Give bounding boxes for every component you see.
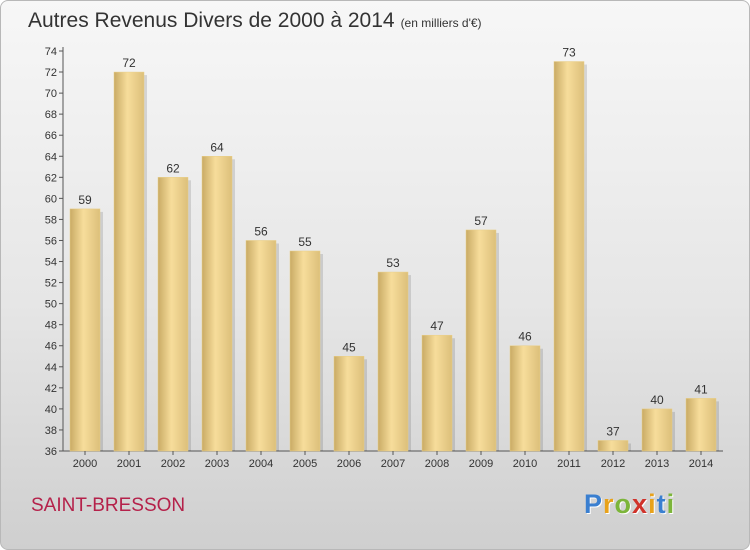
y-tick-label: 48 xyxy=(45,320,57,332)
y-tick-label: 62 xyxy=(45,172,57,184)
x-tick-label: 2011 xyxy=(557,458,581,470)
y-tick-label: 72 xyxy=(45,67,57,79)
data-label: 59 xyxy=(78,193,92,207)
x-tick-label: 2007 xyxy=(381,458,405,470)
bar xyxy=(377,271,409,452)
proxiti-logo: Proxiti xyxy=(584,489,676,519)
data-label: 53 xyxy=(386,256,400,270)
x-tick-label: 2014 xyxy=(689,458,713,470)
x-tick-label: 2008 xyxy=(425,458,449,470)
x-tick-label: 2001 xyxy=(117,458,141,470)
bar xyxy=(553,61,585,452)
x-tick-label: 2003 xyxy=(205,458,229,470)
bar xyxy=(465,229,497,452)
bar xyxy=(641,408,673,452)
bar xyxy=(509,345,541,452)
y-tick-label: 58 xyxy=(45,214,57,226)
y-tick-label: 70 xyxy=(45,88,57,100)
y-tick-label: 66 xyxy=(45,130,57,142)
data-label: 55 xyxy=(298,235,312,249)
x-tick-label: 2013 xyxy=(645,458,669,470)
x-tick-label: 2004 xyxy=(249,458,273,470)
data-label: 57 xyxy=(474,214,488,228)
data-label: 46 xyxy=(518,330,532,344)
x-tick-label: 2012 xyxy=(601,458,625,470)
data-label: 40 xyxy=(650,393,664,407)
data-label: 45 xyxy=(342,340,356,354)
data-label: 73 xyxy=(562,46,576,60)
commune-name: SAINT-BRESSON xyxy=(31,495,186,516)
bar xyxy=(69,208,101,452)
y-tick-label: 74 xyxy=(45,46,57,58)
chart-title: Autres Revenus Divers de 2000 à 2014 (en … xyxy=(28,9,482,33)
bar xyxy=(597,440,629,452)
y-tick-label: 36 xyxy=(45,446,57,458)
bar xyxy=(289,250,321,452)
bar xyxy=(157,177,189,452)
title-unit: (en milliers d'€) xyxy=(400,16,482,30)
data-label: 41 xyxy=(694,382,708,396)
data-label: 56 xyxy=(254,224,268,238)
bar xyxy=(245,240,277,452)
x-tick-label: 2010 xyxy=(513,458,537,470)
data-label: 47 xyxy=(430,319,444,333)
x-tick-label: 2009 xyxy=(469,458,493,470)
y-tick-label: 38 xyxy=(45,425,57,437)
data-label: 64 xyxy=(210,140,224,154)
y-tick-label: 60 xyxy=(45,193,57,205)
y-tick-label: 40 xyxy=(45,404,57,416)
data-label: 62 xyxy=(166,161,180,175)
bar xyxy=(333,356,365,452)
y-tick-label: 54 xyxy=(45,257,57,269)
title-text: Autres Revenus Divers de 2000 à 2014 xyxy=(28,9,395,32)
y-tick-label: 42 xyxy=(45,383,57,395)
y-tick-label: 68 xyxy=(45,109,57,121)
bar xyxy=(113,71,145,452)
data-label: 37 xyxy=(606,424,620,438)
bar xyxy=(201,156,233,452)
x-tick-label: 2005 xyxy=(293,458,317,470)
y-tick-label: 44 xyxy=(45,362,57,374)
y-tick-label: 46 xyxy=(45,341,57,353)
data-label: 72 xyxy=(122,56,136,70)
x-tick-label: 2006 xyxy=(337,458,361,470)
x-tick-label: 2000 xyxy=(73,458,97,470)
y-tick-label: 52 xyxy=(45,278,57,290)
y-tick-label: 64 xyxy=(45,151,57,163)
bar xyxy=(421,334,453,452)
bar xyxy=(685,398,717,452)
x-tick-label: 2002 xyxy=(161,458,185,470)
y-tick-label: 56 xyxy=(45,235,57,247)
y-tick-label: 50 xyxy=(45,299,57,311)
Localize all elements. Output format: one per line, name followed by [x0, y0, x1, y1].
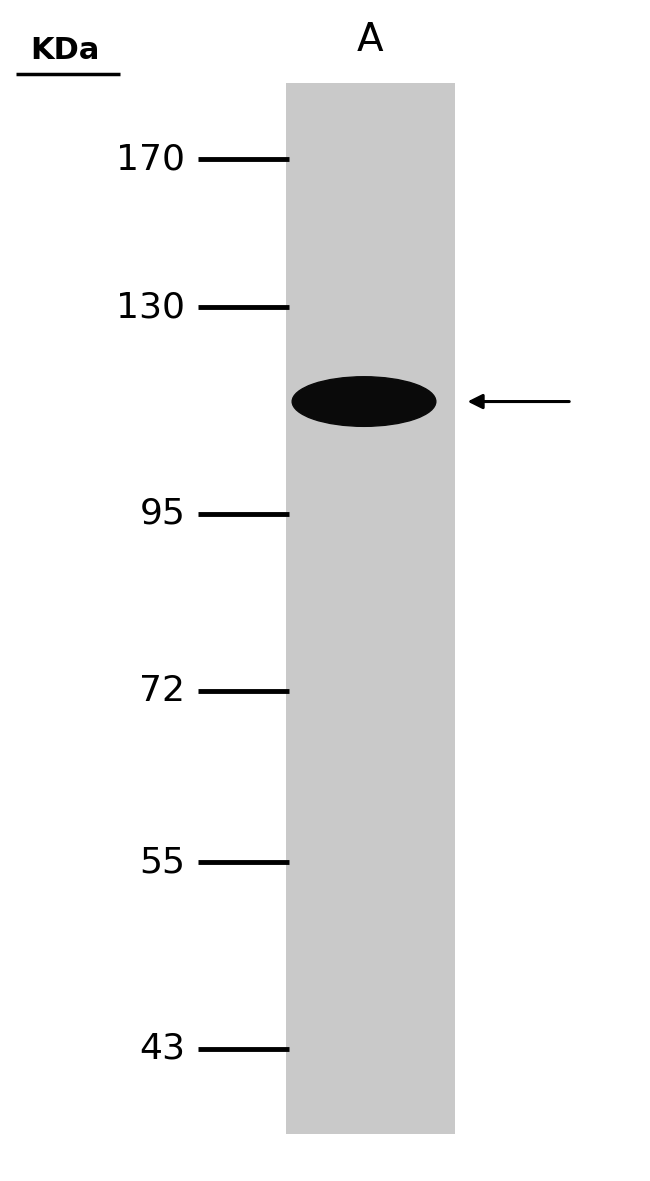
###
Required work » Update all the items above by replacing "data-label" with "value-label" everywhere it occurs, and leave the rest unchanged. Write the items out again without the pictures.

Written response »
Give bounding boxes for every component you see.
y-tick-label: 48 xyxy=(45,320,57,332)
y-tick-label: 62 xyxy=(45,172,57,184)
x-tick-label: 2011 xyxy=(557,458,581,470)
y-tick-label: 72 xyxy=(45,67,57,79)
value-label: 59 xyxy=(78,193,92,207)
x-tick-label: 2007 xyxy=(381,458,405,470)
bar xyxy=(377,271,409,452)
proxiti-logo: Proxiti xyxy=(584,489,676,519)
value-label: 53 xyxy=(386,256,400,270)
x-tick-label: 2014 xyxy=(689,458,713,470)
x-tick-label: 2008 xyxy=(425,458,449,470)
x-tick-label: 2001 xyxy=(117,458,141,470)
bar xyxy=(553,61,585,452)
x-tick-label: 2003 xyxy=(205,458,229,470)
bar xyxy=(465,229,497,452)
bar xyxy=(641,408,673,452)
bar xyxy=(509,345,541,452)
y-tick-label: 58 xyxy=(45,214,57,226)
y-tick-label: 70 xyxy=(45,88,57,100)
y-tick-label: 66 xyxy=(45,130,57,142)
value-label: 55 xyxy=(298,235,312,249)
x-tick-label: 2013 xyxy=(645,458,669,470)
x-tick-label: 2004 xyxy=(249,458,273,470)
value-label: 57 xyxy=(474,214,488,228)
value-label: 46 xyxy=(518,330,532,344)
x-tick-label: 2012 xyxy=(601,458,625,470)
value-label: 40 xyxy=(650,393,664,407)
value-label: 45 xyxy=(342,340,356,354)
value-label: 73 xyxy=(562,46,576,60)
commune-name: SAINT-BRESSON xyxy=(31,495,186,516)
bar xyxy=(69,208,101,452)
y-tick-label: 74 xyxy=(45,46,57,58)
chart-title: Autres Revenus Divers de 2000 à 2014 (en … xyxy=(28,9,482,33)
bar xyxy=(597,440,629,452)
y-tick-label: 36 xyxy=(45,446,57,458)
bar xyxy=(289,250,321,452)
bar xyxy=(157,177,189,452)
title-unit: (en milliers d'€) xyxy=(400,16,482,30)
value-label: 41 xyxy=(694,382,708,396)
value-label: 56 xyxy=(254,224,268,238)
bar xyxy=(245,240,277,452)
x-tick-label: 2010 xyxy=(513,458,537,470)
value-label: 47 xyxy=(430,319,444,333)
x-tick-label: 2009 xyxy=(469,458,493,470)
y-tick-label: 38 xyxy=(45,425,57,437)
value-label: 64 xyxy=(210,140,224,154)
y-tick-label: 60 xyxy=(45,193,57,205)
y-tick-label: 40 xyxy=(45,404,57,416)
value-label: 62 xyxy=(166,161,180,175)
bar xyxy=(333,356,365,452)
y-tick-label: 54 xyxy=(45,257,57,269)
title-text: Autres Revenus Divers de 2000 à 2014 xyxy=(28,9,395,32)
y-tick-label: 42 xyxy=(45,383,57,395)
y-tick-label: 68 xyxy=(45,109,57,121)
bar xyxy=(113,71,145,452)
value-label: 37 xyxy=(606,424,620,438)
bar xyxy=(201,156,233,452)
x-tick-label: 2005 xyxy=(293,458,317,470)
y-tick-label: 44 xyxy=(45,362,57,374)
y-tick-label: 46 xyxy=(45,341,57,353)
value-label: 72 xyxy=(122,56,136,70)
x-tick-label: 2006 xyxy=(337,458,361,470)
x-tick-label: 2000 xyxy=(73,458,97,470)
y-tick-label: 52 xyxy=(45,278,57,290)
y-tick-label: 64 xyxy=(45,151,57,163)
bar xyxy=(421,334,453,452)
bar xyxy=(685,398,717,452)
x-tick-label: 2002 xyxy=(161,458,185,470)
y-tick-label: 56 xyxy=(45,235,57,247)
y-tick-label: 50 xyxy=(45,299,57,311)
Localize all elements. Output format: one per line, name followed by [x0, y0, x1, y1].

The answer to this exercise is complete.